--- start ---

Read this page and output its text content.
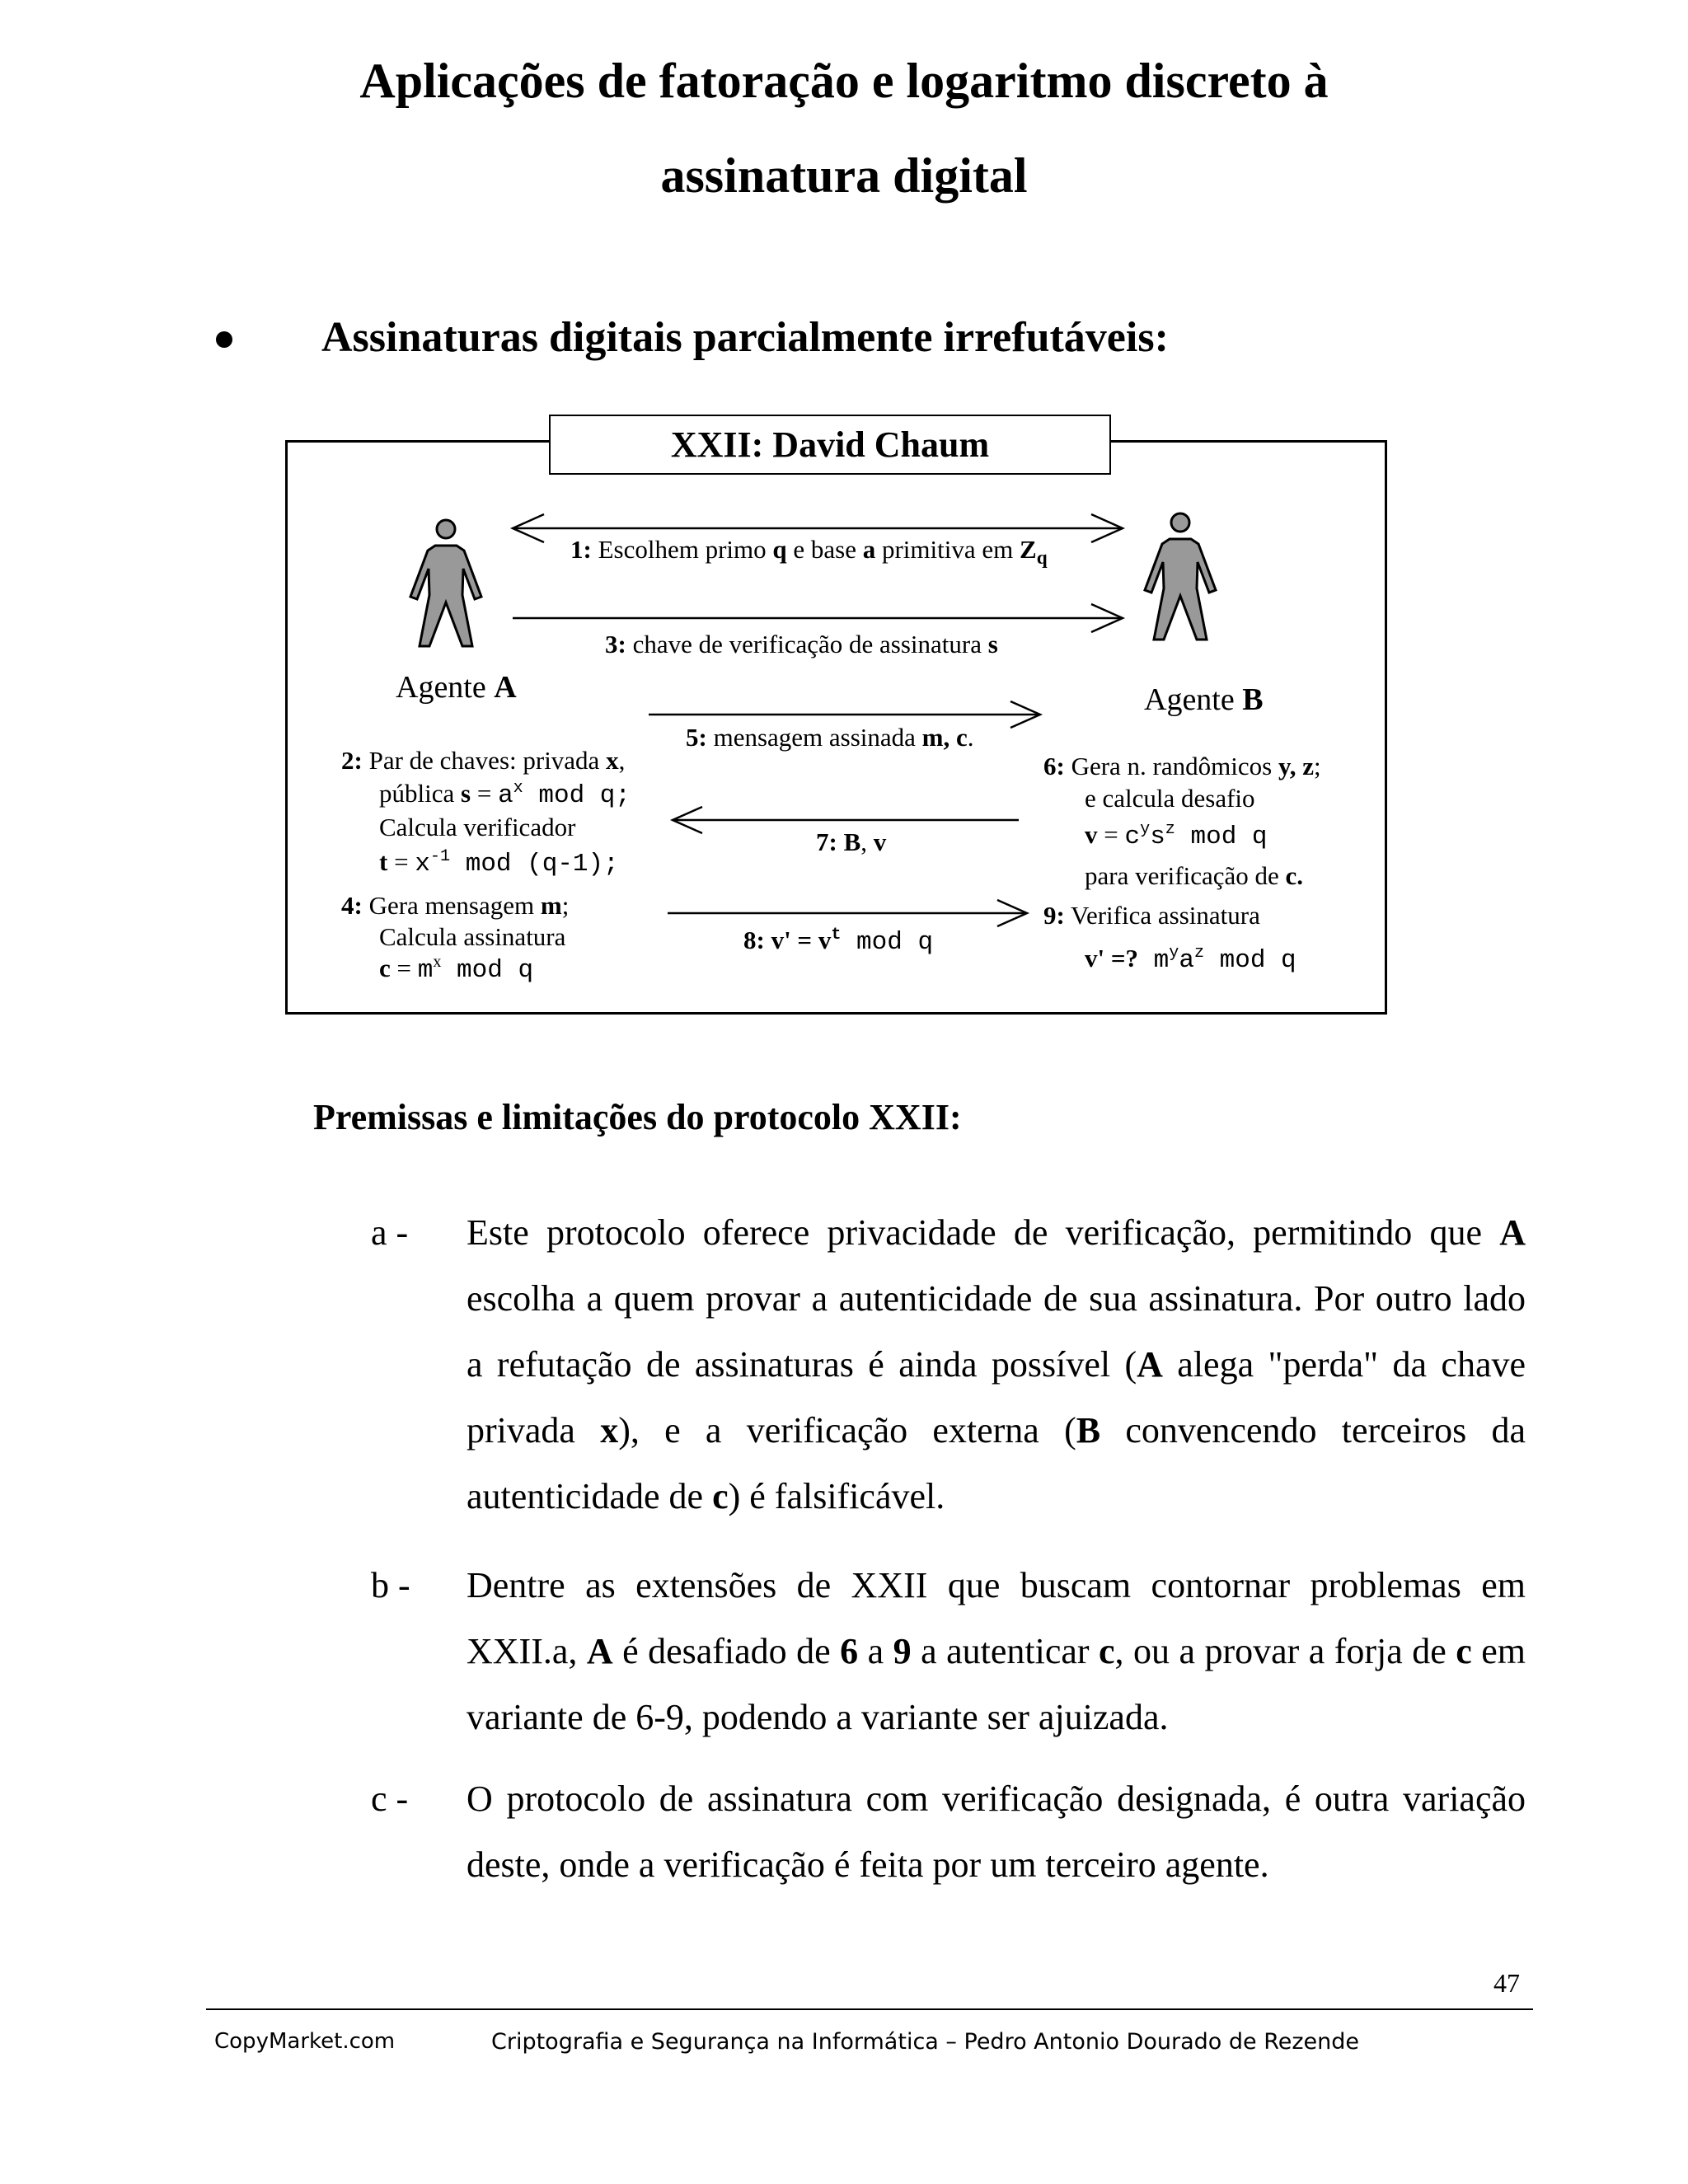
Aplicações de fatoração e logaritmo discreto à
assinatura digital
Assinaturas digitais parcialmente irrefutáveis:
XXII: David Chaum
1: Escolhem primo q e base a primitiva em $Z_q$
3: chave de verificação de assinatura s
Agente A	Agente B
5: mensagem assinada m, c.
2: Par de chaves: privada x,
pública $s = a^x$ mod q;
Calcula verificador
$t = x^{-1}$ mod (q-1);
4: Gera mensagem m;
Calcula assinatura
$c = m^x$ mod q
6: Gera n. randômicos y, z;
e calcula desafio
$v = c^ys^z$ mod q
para verificação de c.
7: B, v
9: Verifica assinatura
v' =? $m^ya^z$ mod q
8: $v' = v^t$ mod q
Premissas e limitações do protocolo XXII:
a - Este protocolo oferece privacidade de verificação, permitindo que A escolha a quem provar a autenticidade de sua assinatura. Por outro lado a refutação de assinaturas é ainda possível (A alega "perda" da chave privada x), e a verificação externa (B convencendo terceiros da autenticidade de c) é falsificável.
b - Dentre as extensões de XXII que buscam contornar problemas em XXII.a, A é desafiado de 6 a 9 a autenticar c, ou a provar a forja de c em variante de 6-9, podendo a variante ser ajuizada.
c - O protocolo de assinatura com verificação designada, é outra variação deste, onde a verificação é feita por um terceiro agente.
47
CopyMarket.com	Criptografia e Segurança na Informática – Pedro Antonio Dourado de Rezende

--- end ---

Exercise -
Transcribe the records above exactly, leaving out every picture.

Finished answer -
Read this page and output its text content.
Aplicações de fatoração e logaritmo discreto à
assinatura digital
Assinaturas digitais parcialmente irrefutáveis:
XXII: David Chaum
1: Escolhem primo q e base a primitiva em $Z_q$
3: chave de verificação de assinatura s
Agente A	Agente B
5: mensagem assinada m, c.
2: Par de chaves: privada x,
pública $s = a^x$ mod q;
Calcula verificador
$t = x^{-1}$ mod (q-1);
4: Gera mensagem m;
Calcula assinatura
$c = m^x$ mod q
6: Gera n. randômicos y, z;
e calcula desafio
$v = c^ys^z$ mod q
para verificação de c.
7: B, v
9: Verifica assinatura
v' =? $m^ya^z$ mod q
8: $v' = v^t$ mod q
Premissas e limitações do protocolo XXII:
a - Este protocolo oferece privacidade de verificação, permitindo que A escolha a quem provar a autenticidade de sua assinatura. Por outro lado a refutação de assinaturas é ainda possível (A alega "perda" da chave privada x), e a verificação externa (B convencendo terceiros da autenticidade de c) é falsificável.
b - Dentre as extensões de XXII que buscam contornar problemas em XXII.a, A é desafiado de 6 a 9 a autenticar c, ou a provar a forja de c em variante de 6-9, podendo a variante ser ajuizada.
c - O protocolo de assinatura com verificação designada, é outra variação deste, onde a verificação é feita por um terceiro agente.
47
CopyMarket.com	Criptografia e Segurança na Informática – Pedro Antonio Dourado de Rezende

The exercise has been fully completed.